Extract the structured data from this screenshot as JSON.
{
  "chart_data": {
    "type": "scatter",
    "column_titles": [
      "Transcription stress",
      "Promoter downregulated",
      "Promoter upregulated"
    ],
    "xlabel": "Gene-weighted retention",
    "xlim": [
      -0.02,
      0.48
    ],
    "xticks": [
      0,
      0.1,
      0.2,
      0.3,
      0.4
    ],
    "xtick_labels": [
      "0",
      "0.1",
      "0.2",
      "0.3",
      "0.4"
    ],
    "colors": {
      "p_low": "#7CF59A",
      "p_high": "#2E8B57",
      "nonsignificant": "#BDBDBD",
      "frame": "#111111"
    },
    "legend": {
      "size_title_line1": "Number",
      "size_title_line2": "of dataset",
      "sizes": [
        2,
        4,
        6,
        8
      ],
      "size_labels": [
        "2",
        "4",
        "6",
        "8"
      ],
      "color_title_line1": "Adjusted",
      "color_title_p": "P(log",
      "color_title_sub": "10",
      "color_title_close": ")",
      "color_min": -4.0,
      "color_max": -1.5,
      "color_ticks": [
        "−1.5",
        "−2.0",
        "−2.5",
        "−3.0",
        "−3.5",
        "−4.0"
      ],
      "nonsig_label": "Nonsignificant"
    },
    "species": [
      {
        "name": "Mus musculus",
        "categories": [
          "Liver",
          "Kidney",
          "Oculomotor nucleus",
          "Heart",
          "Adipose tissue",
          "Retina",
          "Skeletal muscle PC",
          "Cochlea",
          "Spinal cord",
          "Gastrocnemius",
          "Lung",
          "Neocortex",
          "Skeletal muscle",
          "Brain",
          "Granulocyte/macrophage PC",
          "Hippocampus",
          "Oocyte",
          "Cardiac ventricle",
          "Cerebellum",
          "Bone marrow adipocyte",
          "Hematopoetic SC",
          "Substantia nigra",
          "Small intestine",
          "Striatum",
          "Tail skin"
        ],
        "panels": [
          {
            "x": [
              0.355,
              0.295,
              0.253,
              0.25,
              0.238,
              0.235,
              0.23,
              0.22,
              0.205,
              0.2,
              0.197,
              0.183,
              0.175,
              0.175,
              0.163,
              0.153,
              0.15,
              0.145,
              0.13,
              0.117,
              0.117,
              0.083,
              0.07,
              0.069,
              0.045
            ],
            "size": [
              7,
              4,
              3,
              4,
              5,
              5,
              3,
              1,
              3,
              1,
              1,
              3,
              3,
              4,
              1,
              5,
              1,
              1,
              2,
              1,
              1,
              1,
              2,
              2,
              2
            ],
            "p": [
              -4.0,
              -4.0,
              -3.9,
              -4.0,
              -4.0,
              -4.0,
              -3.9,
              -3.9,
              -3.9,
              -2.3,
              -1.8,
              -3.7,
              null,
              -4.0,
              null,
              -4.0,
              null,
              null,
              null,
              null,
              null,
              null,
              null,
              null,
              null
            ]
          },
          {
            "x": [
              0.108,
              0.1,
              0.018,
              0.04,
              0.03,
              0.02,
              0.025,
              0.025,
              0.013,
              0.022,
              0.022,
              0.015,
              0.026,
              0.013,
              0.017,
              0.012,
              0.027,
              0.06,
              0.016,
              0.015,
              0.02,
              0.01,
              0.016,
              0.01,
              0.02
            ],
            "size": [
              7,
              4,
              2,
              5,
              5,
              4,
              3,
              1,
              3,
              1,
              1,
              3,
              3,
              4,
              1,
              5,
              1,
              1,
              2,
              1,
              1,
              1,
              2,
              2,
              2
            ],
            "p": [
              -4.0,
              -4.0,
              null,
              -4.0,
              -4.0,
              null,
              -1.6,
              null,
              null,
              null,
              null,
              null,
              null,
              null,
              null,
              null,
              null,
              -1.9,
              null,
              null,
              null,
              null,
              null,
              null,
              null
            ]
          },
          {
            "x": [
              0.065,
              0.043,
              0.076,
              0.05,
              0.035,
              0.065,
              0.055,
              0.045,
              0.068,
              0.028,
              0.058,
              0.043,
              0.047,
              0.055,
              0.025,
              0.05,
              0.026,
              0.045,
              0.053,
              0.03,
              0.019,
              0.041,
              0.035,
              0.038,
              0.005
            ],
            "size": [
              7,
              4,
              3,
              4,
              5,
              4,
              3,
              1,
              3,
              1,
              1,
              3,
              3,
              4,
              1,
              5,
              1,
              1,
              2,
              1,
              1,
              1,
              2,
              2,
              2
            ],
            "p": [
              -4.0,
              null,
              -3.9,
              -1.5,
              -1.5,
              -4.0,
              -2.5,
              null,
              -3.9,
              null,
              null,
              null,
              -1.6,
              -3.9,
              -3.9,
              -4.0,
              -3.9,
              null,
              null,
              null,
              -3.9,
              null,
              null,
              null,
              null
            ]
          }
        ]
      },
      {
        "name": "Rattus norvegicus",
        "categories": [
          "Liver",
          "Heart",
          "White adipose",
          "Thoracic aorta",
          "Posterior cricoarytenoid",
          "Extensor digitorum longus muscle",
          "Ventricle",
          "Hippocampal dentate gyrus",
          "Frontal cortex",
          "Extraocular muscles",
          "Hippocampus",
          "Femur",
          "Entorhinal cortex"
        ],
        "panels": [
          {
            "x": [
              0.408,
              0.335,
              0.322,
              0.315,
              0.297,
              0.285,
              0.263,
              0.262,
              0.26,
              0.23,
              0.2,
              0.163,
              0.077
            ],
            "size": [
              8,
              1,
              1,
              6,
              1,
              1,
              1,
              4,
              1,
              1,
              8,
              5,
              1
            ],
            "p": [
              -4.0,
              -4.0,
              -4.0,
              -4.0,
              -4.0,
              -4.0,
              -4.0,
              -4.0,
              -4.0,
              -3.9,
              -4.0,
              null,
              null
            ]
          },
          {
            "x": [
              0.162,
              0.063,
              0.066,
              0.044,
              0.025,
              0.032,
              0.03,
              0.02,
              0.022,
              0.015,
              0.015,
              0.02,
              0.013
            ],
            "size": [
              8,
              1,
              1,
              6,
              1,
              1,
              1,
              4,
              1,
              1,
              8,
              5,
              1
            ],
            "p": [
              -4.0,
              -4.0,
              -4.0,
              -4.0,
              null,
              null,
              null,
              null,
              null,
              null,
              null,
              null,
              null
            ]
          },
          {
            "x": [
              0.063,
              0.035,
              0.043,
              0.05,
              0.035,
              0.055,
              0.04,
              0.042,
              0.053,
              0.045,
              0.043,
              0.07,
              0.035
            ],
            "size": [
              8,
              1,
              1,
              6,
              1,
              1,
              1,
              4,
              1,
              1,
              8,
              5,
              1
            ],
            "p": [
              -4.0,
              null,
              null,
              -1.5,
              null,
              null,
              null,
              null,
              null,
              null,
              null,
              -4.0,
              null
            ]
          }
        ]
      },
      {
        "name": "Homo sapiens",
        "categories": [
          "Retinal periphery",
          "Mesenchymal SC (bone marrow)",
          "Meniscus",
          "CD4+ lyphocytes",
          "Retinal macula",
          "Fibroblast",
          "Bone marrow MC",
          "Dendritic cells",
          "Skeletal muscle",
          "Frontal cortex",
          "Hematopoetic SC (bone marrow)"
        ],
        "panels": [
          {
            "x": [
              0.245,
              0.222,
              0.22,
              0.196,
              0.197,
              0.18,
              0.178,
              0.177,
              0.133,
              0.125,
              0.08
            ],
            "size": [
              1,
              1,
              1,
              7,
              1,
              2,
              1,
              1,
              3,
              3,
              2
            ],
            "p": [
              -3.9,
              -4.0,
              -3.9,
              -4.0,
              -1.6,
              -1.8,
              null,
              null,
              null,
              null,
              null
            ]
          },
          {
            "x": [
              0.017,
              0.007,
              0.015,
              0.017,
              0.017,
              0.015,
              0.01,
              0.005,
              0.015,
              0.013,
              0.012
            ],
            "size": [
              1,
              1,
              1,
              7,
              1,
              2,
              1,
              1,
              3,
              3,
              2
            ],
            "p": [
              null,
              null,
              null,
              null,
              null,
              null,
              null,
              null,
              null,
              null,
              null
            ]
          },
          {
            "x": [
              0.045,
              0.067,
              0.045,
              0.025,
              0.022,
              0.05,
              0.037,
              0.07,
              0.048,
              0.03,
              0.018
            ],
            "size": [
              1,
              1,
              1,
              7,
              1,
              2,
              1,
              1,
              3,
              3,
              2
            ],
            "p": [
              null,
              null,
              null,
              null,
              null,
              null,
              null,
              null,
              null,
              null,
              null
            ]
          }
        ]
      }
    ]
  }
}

__Exercise goal__. Determine the number of lines in the data that contain "Promoter" as a word or string, and state only that number.

__Worked solution__. 2